# [What to produce]
Your task is to print the material below exactly as presented.

* Begin Dataset content *

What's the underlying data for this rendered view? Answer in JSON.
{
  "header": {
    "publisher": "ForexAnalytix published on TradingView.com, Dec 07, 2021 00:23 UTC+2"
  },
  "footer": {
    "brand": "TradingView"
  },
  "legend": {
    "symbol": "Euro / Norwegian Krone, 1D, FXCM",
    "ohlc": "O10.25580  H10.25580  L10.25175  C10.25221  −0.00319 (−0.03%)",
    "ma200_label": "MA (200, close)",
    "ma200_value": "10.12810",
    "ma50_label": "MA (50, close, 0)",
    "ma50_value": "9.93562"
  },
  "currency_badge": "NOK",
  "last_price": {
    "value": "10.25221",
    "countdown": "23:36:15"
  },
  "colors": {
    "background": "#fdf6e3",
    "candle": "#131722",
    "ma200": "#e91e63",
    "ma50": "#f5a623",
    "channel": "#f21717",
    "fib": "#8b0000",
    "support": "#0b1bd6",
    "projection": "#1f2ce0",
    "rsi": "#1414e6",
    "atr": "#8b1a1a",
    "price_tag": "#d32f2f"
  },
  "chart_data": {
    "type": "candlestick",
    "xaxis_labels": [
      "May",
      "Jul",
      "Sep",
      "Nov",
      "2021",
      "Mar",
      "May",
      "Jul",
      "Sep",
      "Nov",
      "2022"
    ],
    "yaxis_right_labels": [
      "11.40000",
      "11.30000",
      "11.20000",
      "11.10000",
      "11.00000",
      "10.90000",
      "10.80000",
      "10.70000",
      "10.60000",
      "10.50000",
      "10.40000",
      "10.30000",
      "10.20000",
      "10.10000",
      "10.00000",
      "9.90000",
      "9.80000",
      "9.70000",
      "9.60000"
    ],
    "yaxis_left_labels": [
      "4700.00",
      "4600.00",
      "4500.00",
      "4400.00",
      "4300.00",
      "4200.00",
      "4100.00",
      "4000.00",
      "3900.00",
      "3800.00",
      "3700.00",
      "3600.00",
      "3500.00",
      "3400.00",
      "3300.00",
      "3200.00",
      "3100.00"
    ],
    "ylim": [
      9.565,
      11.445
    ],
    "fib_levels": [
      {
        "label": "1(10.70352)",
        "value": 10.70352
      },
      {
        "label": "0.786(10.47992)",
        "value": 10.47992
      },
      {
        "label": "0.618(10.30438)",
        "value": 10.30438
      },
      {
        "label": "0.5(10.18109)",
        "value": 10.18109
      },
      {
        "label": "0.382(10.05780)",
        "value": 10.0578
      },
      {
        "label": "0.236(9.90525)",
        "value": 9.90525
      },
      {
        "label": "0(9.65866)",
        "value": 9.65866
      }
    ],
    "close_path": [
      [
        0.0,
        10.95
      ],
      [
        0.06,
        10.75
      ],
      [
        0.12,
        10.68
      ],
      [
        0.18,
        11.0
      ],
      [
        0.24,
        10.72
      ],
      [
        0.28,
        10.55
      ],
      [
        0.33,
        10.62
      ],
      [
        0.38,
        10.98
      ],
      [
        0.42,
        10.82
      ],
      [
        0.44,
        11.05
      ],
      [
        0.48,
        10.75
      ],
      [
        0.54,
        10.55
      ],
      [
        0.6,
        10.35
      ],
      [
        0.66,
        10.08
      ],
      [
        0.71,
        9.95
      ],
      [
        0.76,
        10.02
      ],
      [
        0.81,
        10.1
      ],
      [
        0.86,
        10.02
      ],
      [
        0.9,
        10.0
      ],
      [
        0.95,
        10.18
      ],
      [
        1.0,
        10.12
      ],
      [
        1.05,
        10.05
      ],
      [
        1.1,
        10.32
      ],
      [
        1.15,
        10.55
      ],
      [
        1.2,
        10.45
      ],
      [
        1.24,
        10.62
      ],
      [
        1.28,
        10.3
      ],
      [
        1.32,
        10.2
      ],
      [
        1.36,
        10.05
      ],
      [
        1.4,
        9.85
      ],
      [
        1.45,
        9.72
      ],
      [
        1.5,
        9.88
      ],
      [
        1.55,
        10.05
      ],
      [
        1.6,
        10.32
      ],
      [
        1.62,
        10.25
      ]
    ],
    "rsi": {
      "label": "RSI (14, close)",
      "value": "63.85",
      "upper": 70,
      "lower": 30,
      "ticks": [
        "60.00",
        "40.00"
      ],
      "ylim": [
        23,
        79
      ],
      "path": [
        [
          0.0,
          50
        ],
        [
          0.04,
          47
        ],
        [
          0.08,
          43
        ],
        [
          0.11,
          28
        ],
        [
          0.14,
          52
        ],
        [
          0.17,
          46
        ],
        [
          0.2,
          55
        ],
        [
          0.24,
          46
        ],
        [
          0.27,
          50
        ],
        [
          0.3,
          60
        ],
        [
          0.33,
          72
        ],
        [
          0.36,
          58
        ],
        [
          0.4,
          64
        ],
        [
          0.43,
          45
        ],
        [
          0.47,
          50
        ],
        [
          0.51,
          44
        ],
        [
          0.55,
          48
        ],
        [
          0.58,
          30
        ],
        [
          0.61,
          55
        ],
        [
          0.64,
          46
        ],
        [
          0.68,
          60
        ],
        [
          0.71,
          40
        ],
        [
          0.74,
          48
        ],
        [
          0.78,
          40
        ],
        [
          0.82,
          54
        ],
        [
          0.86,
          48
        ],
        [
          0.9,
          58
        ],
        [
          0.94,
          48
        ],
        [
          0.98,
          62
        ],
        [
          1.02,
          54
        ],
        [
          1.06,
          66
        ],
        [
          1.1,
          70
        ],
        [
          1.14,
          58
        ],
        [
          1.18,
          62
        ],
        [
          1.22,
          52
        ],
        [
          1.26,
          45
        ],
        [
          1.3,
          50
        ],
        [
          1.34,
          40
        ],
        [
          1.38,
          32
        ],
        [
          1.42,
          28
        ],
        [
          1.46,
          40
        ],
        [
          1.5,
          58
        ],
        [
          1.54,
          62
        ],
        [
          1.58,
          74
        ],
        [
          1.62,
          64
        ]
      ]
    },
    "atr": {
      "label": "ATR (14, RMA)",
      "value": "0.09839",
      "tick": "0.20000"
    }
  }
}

* End Dataset content *

# [Full response]
What's the underlying data for this rendered view? Answer in JSON.
{
  "header": {
    "publisher": "ForexAnalytix published on TradingView.com, Dec 07, 2021 00:23 UTC+2"
  },
  "footer": {
    "brand": "TradingView"
  },
  "legend": {
    "symbol": "Euro / Norwegian Krone, 1D, FXCM",
    "ohlc": "O10.25580  H10.25580  L10.25175  C10.25221  −0.00319 (−0.03%)",
    "ma200_label": "MA (200, close)",
    "ma200_value": "10.12810",
    "ma50_label": "MA (50, close, 0)",
    "ma50_value": "9.93562"
  },
  "currency_badge": "NOK",
  "last_price": {
    "value": "10.25221",
    "countdown": "23:36:15"
  },
  "colors": {
    "background": "#fdf6e3",
    "candle": "#131722",
    "ma200": "#e91e63",
    "ma50": "#f5a623",
    "channel": "#f21717",
    "fib": "#8b0000",
    "support": "#0b1bd6",
    "projection": "#1f2ce0",
    "rsi": "#1414e6",
    "atr": "#8b1a1a",
    "price_tag": "#d32f2f"
  },
  "chart_data": {
    "type": "candlestick",
    "xaxis_labels": [
      "May",
      "Jul",
      "Sep",
      "Nov",
      "2021",
      "Mar",
      "May",
      "Jul",
      "Sep",
      "Nov",
      "2022"
    ],
    "yaxis_right_labels": [
      "11.40000",
      "11.30000",
      "11.20000",
      "11.10000",
      "11.00000",
      "10.90000",
      "10.80000",
      "10.70000",
      "10.60000",
      "10.50000",
      "10.40000",
      "10.30000",
      "10.20000",
      "10.10000",
      "10.00000",
      "9.90000",
      "9.80000",
      "9.70000",
      "9.60000"
    ],
    "yaxis_left_labels": [
      "4700.00",
      "4600.00",
      "4500.00",
      "4400.00",
      "4300.00",
      "4200.00",
      "4100.00",
      "4000.00",
      "3900.00",
      "3800.00",
      "3700.00",
      "3600.00",
      "3500.00",
      "3400.00",
      "3300.00",
      "3200.00",
      "3100.00"
    ],
    "ylim": [
      9.565,
      11.445
    ],
    "fib_levels": [
      {
        "label": "1(10.70352)",
        "value": 10.70352
      },
      {
        "label": "0.786(10.47992)",
        "value": 10.47992
      },
      {
        "label": "0.618(10.30438)",
        "value": 10.30438
      },
      {
        "label": "0.5(10.18109)",
        "value": 10.18109
      },
      {
        "label": "0.382(10.05780)",
        "value": 10.0578
      },
      {
        "label": "0.236(9.90525)",
        "value": 9.90525
      },
      {
        "label": "0(9.65866)",
        "value": 9.65866
      }
    ],
    "close_path": [
      [
        0.0,
        10.95
      ],
      [
        0.06,
        10.75
      ],
      [
        0.12,
        10.68
      ],
      [
        0.18,
        11.0
      ],
      [
        0.24,
        10.72
      ],
      [
        0.28,
        10.55
      ],
      [
        0.33,
        10.62
      ],
      [
        0.38,
        10.98
      ],
      [
        0.42,
        10.82
      ],
      [
        0.44,
        11.05
      ],
      [
        0.48,
        10.75
      ],
      [
        0.54,
        10.55
      ],
      [
        0.6,
        10.35
      ],
      [
        0.66,
        10.08
      ],
      [
        0.71,
        9.95
      ],
      [
        0.76,
        10.02
      ],
      [
        0.81,
        10.1
      ],
      [
        0.86,
        10.02
      ],
      [
        0.9,
        10.0
      ],
      [
        0.95,
        10.18
      ],
      [
        1.0,
        10.12
      ],
      [
        1.05,
        10.05
      ],
      [
        1.1,
        10.32
      ],
      [
        1.15,
        10.55
      ],
      [
        1.2,
        10.45
      ],
      [
        1.24,
        10.62
      ],
      [
        1.28,
        10.3
      ],
      [
        1.32,
        10.2
      ],
      [
        1.36,
        10.05
      ],
      [
        1.4,
        9.85
      ],
      [
        1.45,
        9.72
      ],
      [
        1.5,
        9.88
      ],
      [
        1.55,
        10.05
      ],
      [
        1.6,
        10.32
      ],
      [
        1.62,
        10.25
      ]
    ],
    "rsi": {
      "label": "RSI (14, close)",
      "value": "63.85",
      "upper": 70,
      "lower": 30,
      "ticks": [
        "60.00",
        "40.00"
      ],
      "ylim": [
        23,
        79
      ],
      "path": [
        [
          0.0,
          50
        ],
        [
          0.04,
          47
        ],
        [
          0.08,
          43
        ],
        [
          0.11,
          28
        ],
        [
          0.14,
          52
        ],
        [
          0.17,
          46
        ],
        [
          0.2,
          55
        ],
        [
          0.24,
          46
        ],
        [
          0.27,
          50
        ],
        [
          0.3,
          60
        ],
        [
          0.33,
          72
        ],
        [
          0.36,
          58
        ],
        [
          0.4,
          64
        ],
        [
          0.43,
          45
        ],
        [
          0.47,
          50
        ],
        [
          0.51,
          44
        ],
        [
          0.55,
          48
        ],
        [
          0.58,
          30
        ],
        [
          0.61,
          55
        ],
        [
          0.64,
          46
        ],
        [
          0.68,
          60
        ],
        [
          0.71,
          40
        ],
        [
          0.74,
          48
        ],
        [
          0.78,
          40
        ],
        [
          0.82,
          54
        ],
        [
          0.86,
          48
        ],
        [
          0.9,
          58
        ],
        [
          0.94,
          48
        ],
        [
          0.98,
          62
        ],
        [
          1.02,
          54
        ],
        [
          1.06,
          66
        ],
        [
          1.1,
          70
        ],
        [
          1.14,
          58
        ],
        [
          1.18,
          62
        ],
        [
          1.22,
          52
        ],
        [
          1.26,
          45
        ],
        [
          1.3,
          50
        ],
        [
          1.34,
          40
        ],
        [
          1.38,
          32
        ],
        [
          1.42,
          28
        ],
        [
          1.46,
          40
        ],
        [
          1.5,
          58
        ],
        [
          1.54,
          62
        ],
        [
          1.58,
          74
        ],
        [
          1.62,
          64
        ]
      ]
    },
    "atr": {
      "label": "ATR (14, RMA)",
      "value": "0.09839",
      "tick": "0.20000"
    }
  }
}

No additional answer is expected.